Stated goal
Below are some entries. Copy each line that holds the string "Zaščitena".
— Start of Entries provided —
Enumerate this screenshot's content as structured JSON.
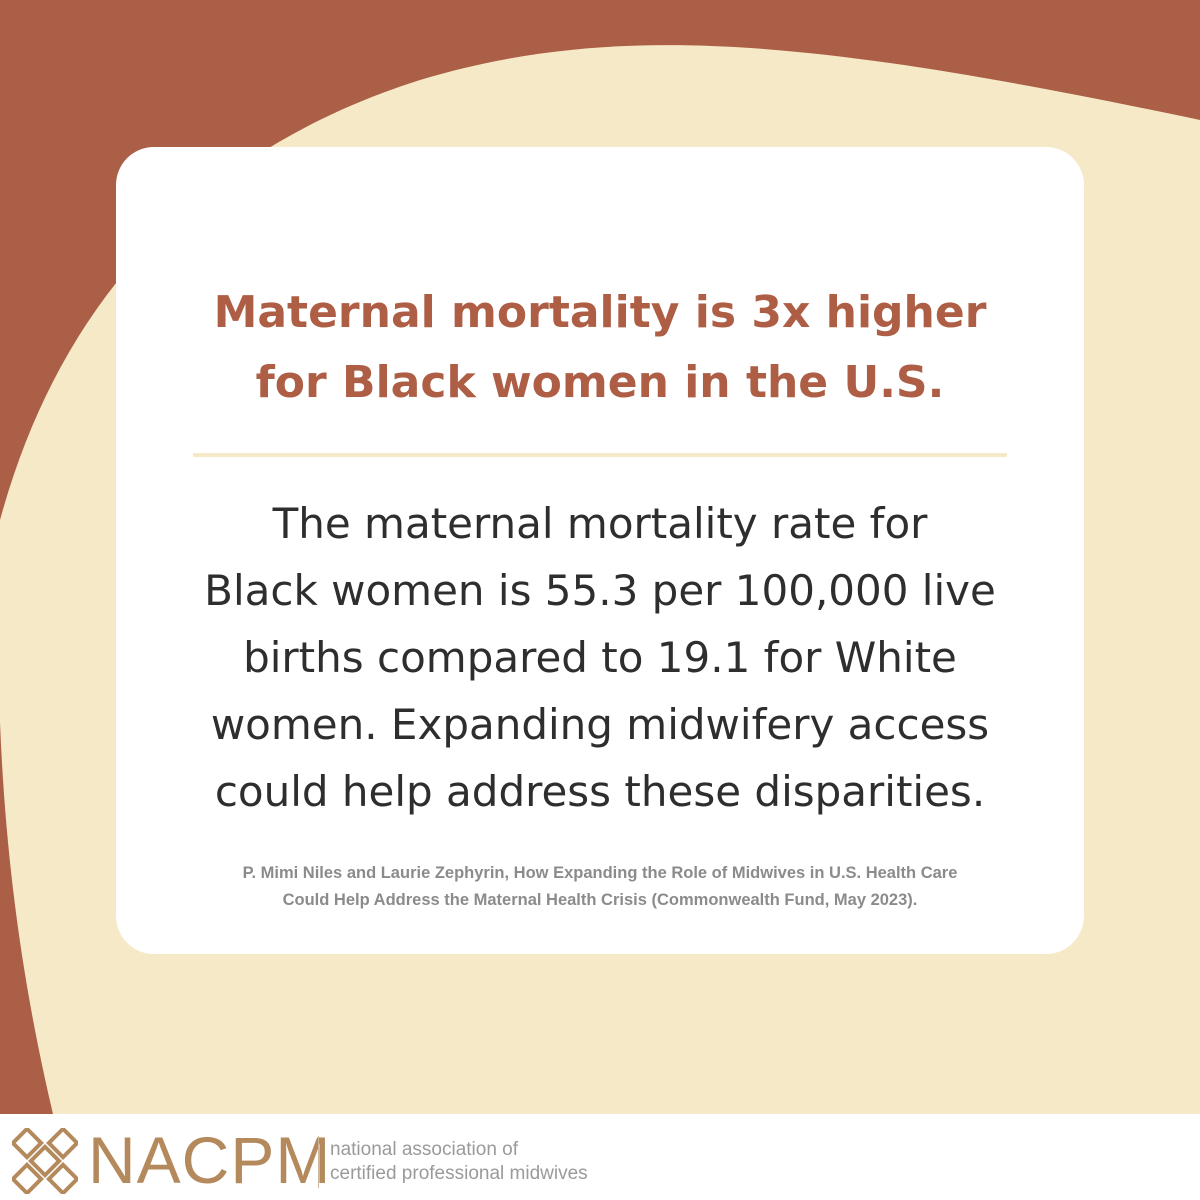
{
  "colors": {
    "terracotta": "#ab5f46",
    "cream": "#f5e9c7",
    "headline": "#ad5e45",
    "body_text": "#2e2e2e",
    "citation": "#8b8b8b",
    "logo_gold": "#b48a5c"
  },
  "headline": {
    "lines": [
      "Maternal mortality is 3x higher",
      "for Black women in the U.S."
    ]
  },
  "body": {
    "lines": [
      "The maternal mortality rate for",
      "Black women is 55.3 per 100,000 live",
      "births compared to 19.1 for White",
      "women. Expanding midwifery access",
      "could help address these disparities."
    ]
  },
  "citation": {
    "lines": [
      "P. Mimi Niles and Laurie Zephyrin, How Expanding the Role of Midwives in U.S. Health Care",
      "Could Help Address the Maternal Health Crisis (Commonwealth Fund, May 2023)."
    ]
  },
  "footer": {
    "logo_icon": "nacpm-knot-icon",
    "logo_text": "NACPM",
    "tagline_lines": [
      "national association of",
      "certified professional midwives"
    ]
  }
}
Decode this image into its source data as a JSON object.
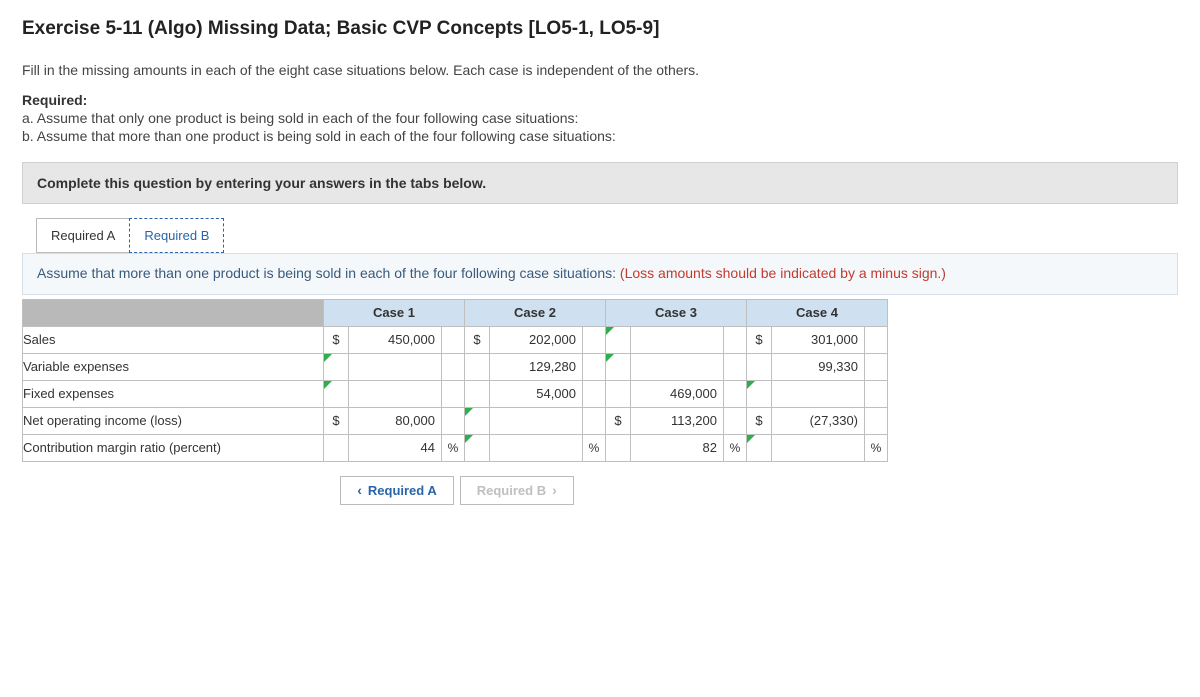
{
  "title": "Exercise 5-11 (Algo) Missing Data; Basic CVP Concepts [LO5-1, LO5-9]",
  "intro": "Fill in the missing amounts in each of the eight case situations below. Each case is independent of the others.",
  "required_label": "Required:",
  "req_a": "a. Assume that only one product is being sold in each of the four following case situations:",
  "req_b": "b. Assume that more than one product is being sold in each of the four following case situations:",
  "instruction": "Complete this question by entering your answers in the tabs below.",
  "tabs": {
    "a": "Required A",
    "b": "Required B"
  },
  "subprompt_main": "Assume that more than one product is being sold in each of the four following case situations: ",
  "subprompt_warn": "(Loss amounts should be indicated by a minus sign.)",
  "col_heads": [
    "Case 1",
    "Case 2",
    "Case 3",
    "Case 4"
  ],
  "rows": {
    "sales": "Sales",
    "varexp": "Variable expenses",
    "fixed": "Fixed expenses",
    "noi": "Net operating income (loss)",
    "cmr": "Contribution margin ratio (percent)"
  },
  "cells": {
    "sales": {
      "c1": {
        "sym": "$",
        "val": "450,000",
        "unit": ""
      },
      "c2": {
        "sym": "$",
        "val": "202,000",
        "unit": ""
      },
      "c3": {
        "sym": "",
        "val": "",
        "unit": ""
      },
      "c4": {
        "sym": "$",
        "val": "301,000",
        "unit": ""
      }
    },
    "varexp": {
      "c1": {
        "sym": "",
        "val": "",
        "unit": ""
      },
      "c2": {
        "sym": "",
        "val": "129,280",
        "unit": ""
      },
      "c3": {
        "sym": "",
        "val": "",
        "unit": ""
      },
      "c4": {
        "sym": "",
        "val": "99,330",
        "unit": ""
      }
    },
    "fixed": {
      "c1": {
        "sym": "",
        "val": "",
        "unit": ""
      },
      "c2": {
        "sym": "",
        "val": "54,000",
        "unit": ""
      },
      "c3": {
        "sym": "",
        "val": "469,000",
        "unit": ""
      },
      "c4": {
        "sym": "",
        "val": "",
        "unit": ""
      }
    },
    "noi": {
      "c1": {
        "sym": "$",
        "val": "80,000",
        "unit": ""
      },
      "c2": {
        "sym": "",
        "val": "",
        "unit": ""
      },
      "c3": {
        "sym": "$",
        "val": "113,200",
        "unit": ""
      },
      "c4": {
        "sym": "$",
        "val": "(27,330)",
        "unit": ""
      }
    },
    "cmr": {
      "c1": {
        "sym": "",
        "val": "44",
        "unit": "%"
      },
      "c2": {
        "sym": "",
        "val": "",
        "unit": "%"
      },
      "c3": {
        "sym": "",
        "val": "82",
        "unit": "%"
      },
      "c4": {
        "sym": "",
        "val": "",
        "unit": "%"
      }
    }
  },
  "nav": {
    "prev": "Required A",
    "next": "Required B"
  }
}
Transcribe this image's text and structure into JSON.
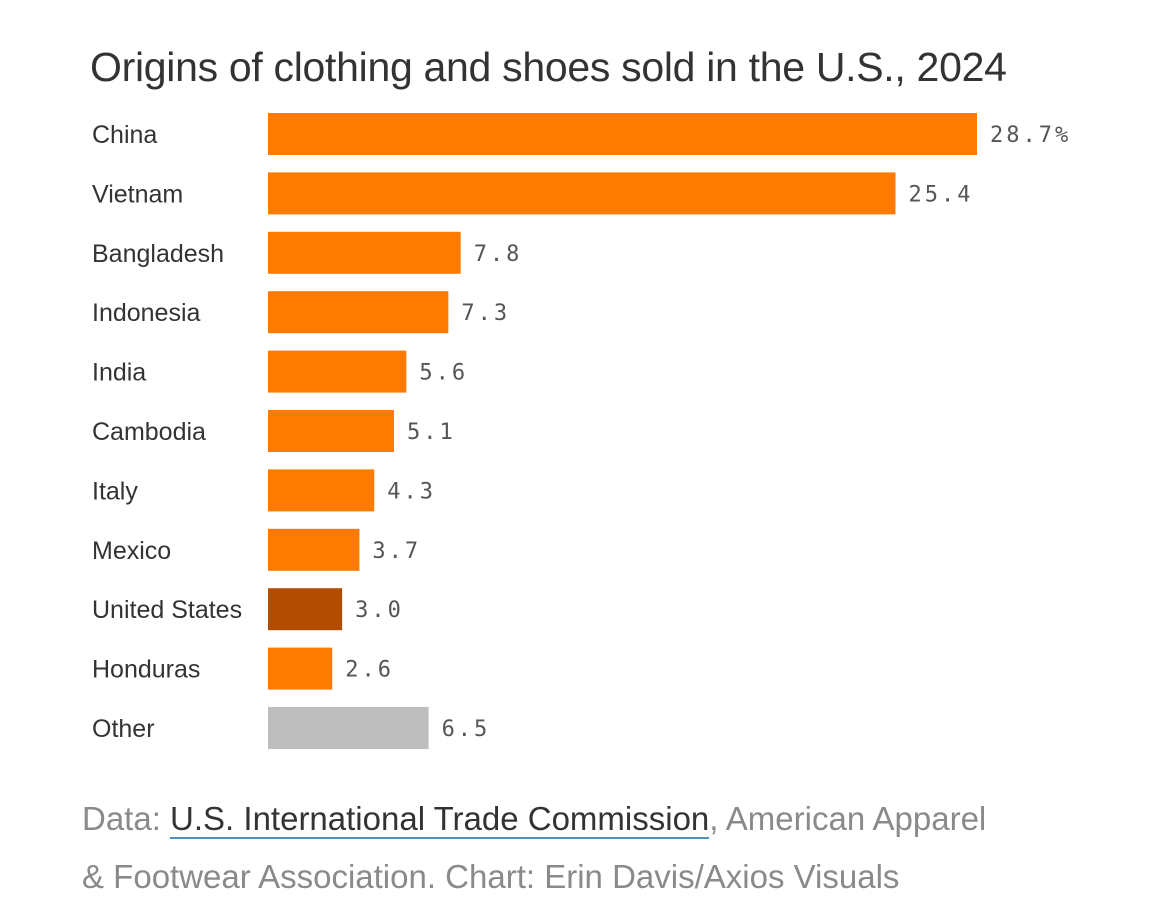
{
  "chart_data": {
    "type": "bar",
    "orientation": "horizontal",
    "title": "Origins of clothing and shoes sold in the U.S., 2024",
    "categories": [
      "China",
      "Vietnam",
      "Bangladesh",
      "Indonesia",
      "India",
      "Cambodia",
      "Italy",
      "Mexico",
      "United States",
      "Honduras",
      "Other"
    ],
    "values": [
      28.7,
      25.4,
      7.8,
      7.3,
      5.6,
      5.1,
      4.3,
      3.7,
      3.0,
      2.6,
      6.5
    ],
    "value_labels": [
      "28.7%",
      "25.4",
      "7.8",
      "7.3",
      "5.6",
      "5.1",
      "4.3",
      "3.7",
      "3.0",
      "2.6",
      "6.5"
    ],
    "colors": [
      "#ff7a00",
      "#ff7a00",
      "#ff7a00",
      "#ff7a00",
      "#ff7a00",
      "#ff7a00",
      "#ff7a00",
      "#ff7a00",
      "#b24c00",
      "#ff7a00",
      "#bdbdbd"
    ],
    "xlim": [
      0,
      28.7
    ],
    "grid": false,
    "legend": "none"
  },
  "source": {
    "prefix": "Data: ",
    "link_text": "U.S. International Trade Commission",
    "rest": ", American Apparel",
    "line2": "& Footwear Association. Chart: Erin Davis/Axios Visuals"
  }
}
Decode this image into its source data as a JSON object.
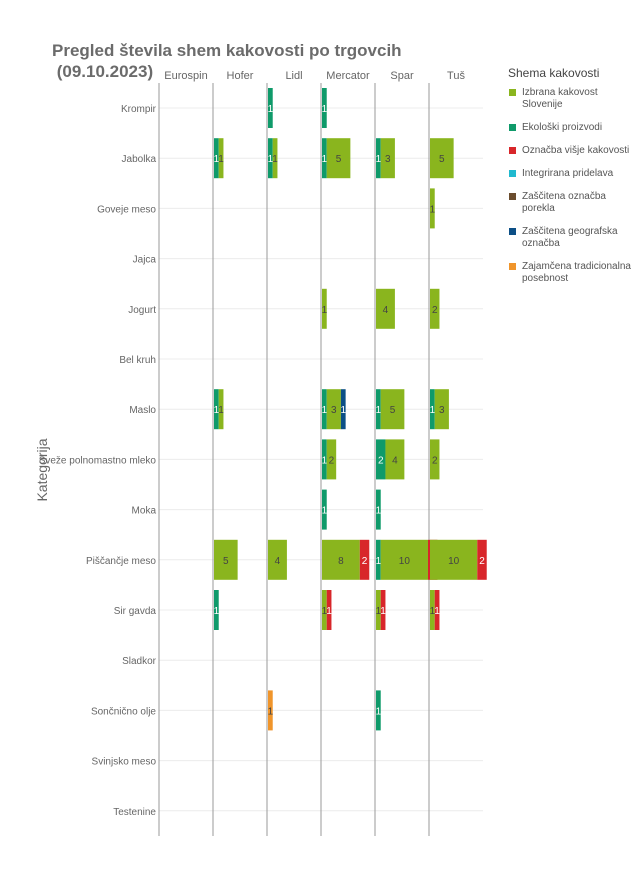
{
  "chart_data": {
    "type": "bar",
    "title": "Pregled števila shem kakovosti po trgovcih\n (09.10.2023)",
    "ylabel": "Kategorija",
    "legend_title": "Shema kakovosti",
    "legend_position": "right",
    "retailers": [
      "Eurospin",
      "Hofer",
      "Lidl",
      "Mercator",
      "Spar",
      "Tuš"
    ],
    "categories": [
      "Krompir",
      "Jabolka",
      "Goveje meso",
      "Jajca",
      "Jogurt",
      "Bel kruh",
      "Maslo",
      "Sveže polnomastno mleko",
      "Moka",
      "Piščančje meso",
      "Sir gavda",
      "Sladkor",
      "Sončnično olje",
      "Svinjsko meso",
      "Testenine"
    ],
    "xlim": [
      0,
      11
    ],
    "series": [
      {
        "name": "Izbrana kakovost Slovenije",
        "color": "#8ab51e"
      },
      {
        "name": "Ekološki proizvodi",
        "color": "#0f9a6a"
      },
      {
        "name": "Označba višje kakovosti",
        "color": "#d8262a"
      },
      {
        "name": "Integrirana pridelava",
        "color": "#20b9cf"
      },
      {
        "name": "Zaščitena označba porekla",
        "color": "#6b4d2e"
      },
      {
        "name": "Zaščitena geografska označba",
        "color": "#0c4f86"
      },
      {
        "name": "Zajamčena tradicionalna posebnost",
        "color": "#f0952b"
      }
    ],
    "cells": [
      {
        "retailer": "Hofer",
        "category": "Jabolka",
        "segments": [
          {
            "s": 1,
            "v": 1
          },
          {
            "s": 0,
            "v": 1
          }
        ]
      },
      {
        "retailer": "Hofer",
        "category": "Maslo",
        "segments": [
          {
            "s": 1,
            "v": 1
          },
          {
            "s": 0,
            "v": 1
          }
        ]
      },
      {
        "retailer": "Hofer",
        "category": "Piščančje meso",
        "segments": [
          {
            "s": 0,
            "v": 5
          }
        ]
      },
      {
        "retailer": "Hofer",
        "category": "Sir gavda",
        "segments": [
          {
            "s": 1,
            "v": 1
          }
        ]
      },
      {
        "retailer": "Lidl",
        "category": "Krompir",
        "segments": [
          {
            "s": 1,
            "v": 1
          }
        ]
      },
      {
        "retailer": "Lidl",
        "category": "Jabolka",
        "segments": [
          {
            "s": 1,
            "v": 1
          },
          {
            "s": 0,
            "v": 1
          }
        ]
      },
      {
        "retailer": "Lidl",
        "category": "Piščančje meso",
        "segments": [
          {
            "s": 0,
            "v": 4
          }
        ]
      },
      {
        "retailer": "Lidl",
        "category": "Sončnično olje",
        "segments": [
          {
            "s": 6,
            "v": 1
          }
        ]
      },
      {
        "retailer": "Mercator",
        "category": "Krompir",
        "segments": [
          {
            "s": 1,
            "v": 1
          }
        ]
      },
      {
        "retailer": "Mercator",
        "category": "Jabolka",
        "segments": [
          {
            "s": 1,
            "v": 1
          },
          {
            "s": 0,
            "v": 5
          }
        ]
      },
      {
        "retailer": "Mercator",
        "category": "Jogurt",
        "segments": [
          {
            "s": 0,
            "v": 1
          }
        ]
      },
      {
        "retailer": "Mercator",
        "category": "Maslo",
        "segments": [
          {
            "s": 1,
            "v": 1
          },
          {
            "s": 0,
            "v": 3
          },
          {
            "s": 5,
            "v": 1
          }
        ]
      },
      {
        "retailer": "Mercator",
        "category": "Sveže polnomastno mleko",
        "segments": [
          {
            "s": 1,
            "v": 1
          },
          {
            "s": 0,
            "v": 2
          }
        ]
      },
      {
        "retailer": "Mercator",
        "category": "Moka",
        "segments": [
          {
            "s": 1,
            "v": 1
          }
        ]
      },
      {
        "retailer": "Mercator",
        "category": "Piščančje meso",
        "segments": [
          {
            "s": 0,
            "v": 8
          },
          {
            "s": 2,
            "v": 2
          }
        ]
      },
      {
        "retailer": "Mercator",
        "category": "Sir gavda",
        "segments": [
          {
            "s": 0,
            "v": 1
          },
          {
            "s": 2,
            "v": 1
          }
        ]
      },
      {
        "retailer": "Spar",
        "category": "Jabolka",
        "segments": [
          {
            "s": 1,
            "v": 1
          },
          {
            "s": 0,
            "v": 3
          }
        ]
      },
      {
        "retailer": "Spar",
        "category": "Jogurt",
        "segments": [
          {
            "s": 0,
            "v": 4
          }
        ]
      },
      {
        "retailer": "Spar",
        "category": "Maslo",
        "segments": [
          {
            "s": 1,
            "v": 1
          },
          {
            "s": 0,
            "v": 5
          }
        ]
      },
      {
        "retailer": "Spar",
        "category": "Sveže polnomastno mleko",
        "segments": [
          {
            "s": 1,
            "v": 2
          },
          {
            "s": 0,
            "v": 4
          }
        ]
      },
      {
        "retailer": "Spar",
        "category": "Moka",
        "segments": [
          {
            "s": 1,
            "v": 1
          }
        ]
      },
      {
        "retailer": "Spar",
        "category": "Piščančje meso",
        "segments": [
          {
            "s": 1,
            "v": 1
          },
          {
            "s": 0,
            "v": 10
          },
          {
            "s": 2,
            "v": 2
          }
        ]
      },
      {
        "retailer": "Spar",
        "category": "Sir gavda",
        "segments": [
          {
            "s": 0,
            "v": 1
          },
          {
            "s": 2,
            "v": 1
          }
        ]
      },
      {
        "retailer": "Spar",
        "category": "Sončnično olje",
        "segments": [
          {
            "s": 1,
            "v": 1
          }
        ]
      },
      {
        "retailer": "Tuš",
        "category": "Jabolka",
        "segments": [
          {
            "s": 0,
            "v": 5
          }
        ]
      },
      {
        "retailer": "Tuš",
        "category": "Goveje meso",
        "segments": [
          {
            "s": 0,
            "v": 1
          }
        ]
      },
      {
        "retailer": "Tuš",
        "category": "Jogurt",
        "segments": [
          {
            "s": 0,
            "v": 2
          }
        ]
      },
      {
        "retailer": "Tuš",
        "category": "Maslo",
        "segments": [
          {
            "s": 1,
            "v": 1
          },
          {
            "s": 0,
            "v": 3
          }
        ]
      },
      {
        "retailer": "Tuš",
        "category": "Sveže polnomastno mleko",
        "segments": [
          {
            "s": 0,
            "v": 2
          }
        ]
      },
      {
        "retailer": "Tuš",
        "category": "Piščančje meso",
        "segments": [
          {
            "s": 0,
            "v": 10
          },
          {
            "s": 2,
            "v": 2
          }
        ]
      },
      {
        "retailer": "Tuš",
        "category": "Sir gavda",
        "segments": [
          {
            "s": 0,
            "v": 1
          },
          {
            "s": 2,
            "v": 1
          }
        ]
      }
    ]
  }
}
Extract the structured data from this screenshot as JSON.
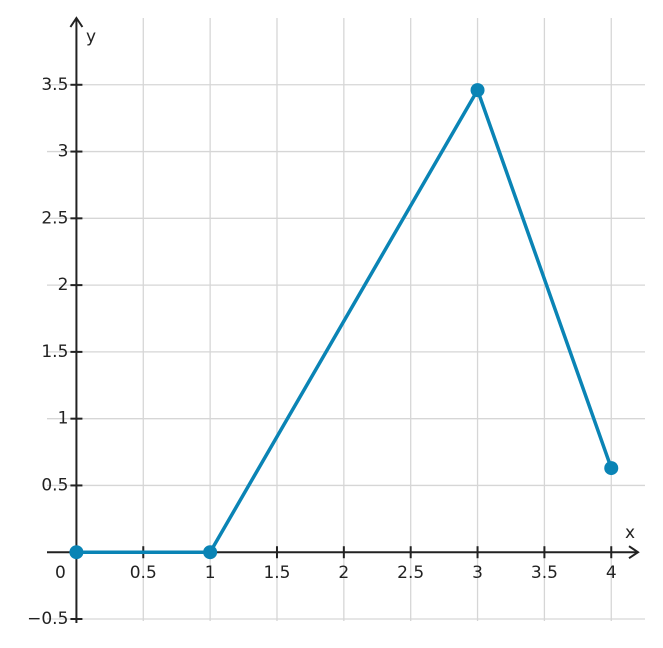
{
  "chart_data": {
    "type": "line",
    "x_label": "x",
    "y_label": "y",
    "x": [
      0,
      1,
      3,
      4
    ],
    "series": [
      {
        "color": "#0a84b5",
        "values": [
          0,
          0,
          3.46,
          0.63
        ]
      }
    ],
    "xlim": [
      -0.22,
      4.2
    ],
    "ylim": [
      -0.5,
      4
    ],
    "xticks": [
      0,
      0.5,
      1,
      1.5,
      2,
      2.5,
      3,
      3.5,
      4
    ],
    "yticks": [
      {
        "value": -0.5,
        "label": "−0.5"
      },
      0.5,
      1,
      1.5,
      2,
      2.5,
      3,
      3.5
    ],
    "grid": true
  }
}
— End of Entries provided —
Problem solution
        "name": "Zaščitena označba porekla",
        "name": "Zaščitena geografska označba",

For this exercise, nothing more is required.